◆ THE TASK ◆
Write out each line beneath this one exactly as it reads.
### RECORDS PROVIDED ###
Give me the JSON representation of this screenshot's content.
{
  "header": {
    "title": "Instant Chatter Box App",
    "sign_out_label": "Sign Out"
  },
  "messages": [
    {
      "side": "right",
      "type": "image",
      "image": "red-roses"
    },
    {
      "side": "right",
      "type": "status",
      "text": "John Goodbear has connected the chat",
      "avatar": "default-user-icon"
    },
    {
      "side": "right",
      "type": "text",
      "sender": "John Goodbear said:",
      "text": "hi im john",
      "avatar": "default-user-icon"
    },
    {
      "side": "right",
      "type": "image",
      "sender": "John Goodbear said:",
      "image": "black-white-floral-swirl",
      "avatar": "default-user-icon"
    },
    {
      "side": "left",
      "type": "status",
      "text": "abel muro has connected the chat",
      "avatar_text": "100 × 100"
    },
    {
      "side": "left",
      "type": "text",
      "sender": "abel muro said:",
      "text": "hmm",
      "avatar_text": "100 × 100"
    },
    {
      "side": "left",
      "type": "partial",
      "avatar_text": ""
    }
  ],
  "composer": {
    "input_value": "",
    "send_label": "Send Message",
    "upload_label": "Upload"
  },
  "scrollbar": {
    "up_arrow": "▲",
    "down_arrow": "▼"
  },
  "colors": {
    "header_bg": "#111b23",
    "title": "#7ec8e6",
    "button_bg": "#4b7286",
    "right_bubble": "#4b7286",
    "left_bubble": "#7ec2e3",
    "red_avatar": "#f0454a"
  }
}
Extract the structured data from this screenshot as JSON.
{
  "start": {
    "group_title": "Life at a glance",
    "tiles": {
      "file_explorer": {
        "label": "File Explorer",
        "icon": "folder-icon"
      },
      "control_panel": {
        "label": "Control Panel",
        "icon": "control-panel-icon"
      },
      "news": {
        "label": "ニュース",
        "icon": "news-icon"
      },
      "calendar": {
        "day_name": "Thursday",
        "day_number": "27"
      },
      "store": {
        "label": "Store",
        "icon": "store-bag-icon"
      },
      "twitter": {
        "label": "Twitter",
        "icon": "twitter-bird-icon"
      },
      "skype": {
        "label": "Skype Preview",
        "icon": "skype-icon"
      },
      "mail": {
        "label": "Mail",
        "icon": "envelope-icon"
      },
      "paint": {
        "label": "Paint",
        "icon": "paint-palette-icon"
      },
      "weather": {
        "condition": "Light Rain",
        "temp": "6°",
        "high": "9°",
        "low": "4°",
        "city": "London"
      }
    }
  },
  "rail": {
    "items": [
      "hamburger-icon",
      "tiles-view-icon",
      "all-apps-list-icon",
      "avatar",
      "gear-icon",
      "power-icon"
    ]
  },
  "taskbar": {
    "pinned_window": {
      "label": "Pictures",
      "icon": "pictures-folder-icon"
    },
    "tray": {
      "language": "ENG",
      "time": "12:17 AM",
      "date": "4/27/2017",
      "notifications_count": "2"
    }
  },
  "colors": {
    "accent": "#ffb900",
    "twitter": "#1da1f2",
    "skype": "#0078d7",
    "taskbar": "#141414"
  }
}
###
◆ WRITTEN ANSWER ◆
Give me the JSON representation of this screenshot's content.
{
  "header": {
    "title": "Instant Chatter Box App",
    "sign_out_label": "Sign Out"
  },
  "messages": [
    {
      "side": "right",
      "type": "image",
      "image": "red-roses"
    },
    {
      "side": "right",
      "type": "status",
      "text": "John Goodbear has connected the chat",
      "avatar": "default-user-icon"
    },
    {
      "side": "right",
      "type": "text",
      "sender": "John Goodbear said:",
      "text": "hi im john",
      "avatar": "default-user-icon"
    },
    {
      "side": "right",
      "type": "image",
      "sender": "John Goodbear said:",
      "image": "black-white-floral-swirl",
      "avatar": "default-user-icon"
    },
    {
      "side": "left",
      "type": "status",
      "text": "abel muro has connected the chat",
      "avatar_text": "100 × 100"
    },
    {
      "side": "left",
      "type": "text",
      "sender": "abel muro said:",
      "text": "hmm",
      "avatar_text": "100 × 100"
    },
    {
      "side": "left",
      "type": "partial",
      "avatar_text": ""
    }
  ],
  "composer": {
    "input_value": "",
    "send_label": "Send Message",
    "upload_label": "Upload"
  },
  "scrollbar": {
    "up_arrow": "▲",
    "down_arrow": "▼"
  },
  "colors": {
    "header_bg": "#111b23",
    "title": "#7ec8e6",
    "button_bg": "#4b7286",
    "right_bubble": "#4b7286",
    "left_bubble": "#7ec2e3",
    "red_avatar": "#f0454a"
  }
}
Extract the structured data from this screenshot as JSON.
{
  "start": {
    "group_title": "Life at a glance",
    "tiles": {
      "file_explorer": {
        "label": "File Explorer",
        "icon": "folder-icon"
      },
      "control_panel": {
        "label": "Control Panel",
        "icon": "control-panel-icon"
      },
      "news": {
        "label": "ニュース",
        "icon": "news-icon"
      },
      "calendar": {
        "day_name": "Thursday",
        "day_number": "27"
      },
      "store": {
        "label": "Store",
        "icon": "store-bag-icon"
      },
      "twitter": {
        "label": "Twitter",
        "icon": "twitter-bird-icon"
      },
      "skype": {
        "label": "Skype Preview",
        "icon": "skype-icon"
      },
      "mail": {
        "label": "Mail",
        "icon": "envelope-icon"
      },
      "paint": {
        "label": "Paint",
        "icon": "paint-palette-icon"
      },
      "weather": {
        "condition": "Light Rain",
        "temp": "6°",
        "high": "9°",
        "low": "4°",
        "city": "London"
      }
    }
  },
  "rail": {
    "items": [
      "hamburger-icon",
      "tiles-view-icon",
      "all-apps-list-icon",
      "avatar",
      "gear-icon",
      "power-icon"
    ]
  },
  "taskbar": {
    "pinned_window": {
      "label": "Pictures",
      "icon": "pictures-folder-icon"
    },
    "tray": {
      "language": "ENG",
      "time": "12:17 AM",
      "date": "4/27/2017",
      "notifications_count": "2"
    }
  },
  "colors": {
    "accent": "#ffb900",
    "twitter": "#1da1f2",
    "skype": "#0078d7",
    "taskbar": "#141414"
  }
}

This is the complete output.